— start Material provided —
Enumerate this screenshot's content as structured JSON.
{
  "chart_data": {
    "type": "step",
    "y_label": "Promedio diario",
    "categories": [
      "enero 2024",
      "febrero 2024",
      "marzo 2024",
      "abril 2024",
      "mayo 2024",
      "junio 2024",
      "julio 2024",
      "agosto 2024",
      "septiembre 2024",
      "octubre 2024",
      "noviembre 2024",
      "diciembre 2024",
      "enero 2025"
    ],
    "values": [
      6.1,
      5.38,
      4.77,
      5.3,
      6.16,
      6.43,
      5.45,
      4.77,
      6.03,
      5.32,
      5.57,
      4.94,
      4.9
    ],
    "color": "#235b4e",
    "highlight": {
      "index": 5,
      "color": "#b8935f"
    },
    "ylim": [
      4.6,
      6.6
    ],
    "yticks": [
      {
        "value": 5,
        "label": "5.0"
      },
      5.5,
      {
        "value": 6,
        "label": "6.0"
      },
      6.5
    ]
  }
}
— end Material provided —
**What needs to be done**. Transcribe every entry exactly, omitting nothing.

**Right answer**.
Enumerate this screenshot's content as structured JSON.
{
  "chart_data": {
    "type": "step",
    "y_label": "Promedio diario",
    "categories": [
      "enero 2024",
      "febrero 2024",
      "marzo 2024",
      "abril 2024",
      "mayo 2024",
      "junio 2024",
      "julio 2024",
      "agosto 2024",
      "septiembre 2024",
      "octubre 2024",
      "noviembre 2024",
      "diciembre 2024",
      "enero 2025"
    ],
    "values": [
      6.1,
      5.38,
      4.77,
      5.3,
      6.16,
      6.43,
      5.45,
      4.77,
      6.03,
      5.32,
      5.57,
      4.94,
      4.9
    ],
    "color": "#235b4e",
    "highlight": {
      "index": 5,
      "color": "#b8935f"
    },
    "ylim": [
      4.6,
      6.6
    ],
    "yticks": [
      {
        "value": 5,
        "label": "5.0"
      },
      5.5,
      {
        "value": 6,
        "label": "6.0"
      },
      6.5
    ]
  }
}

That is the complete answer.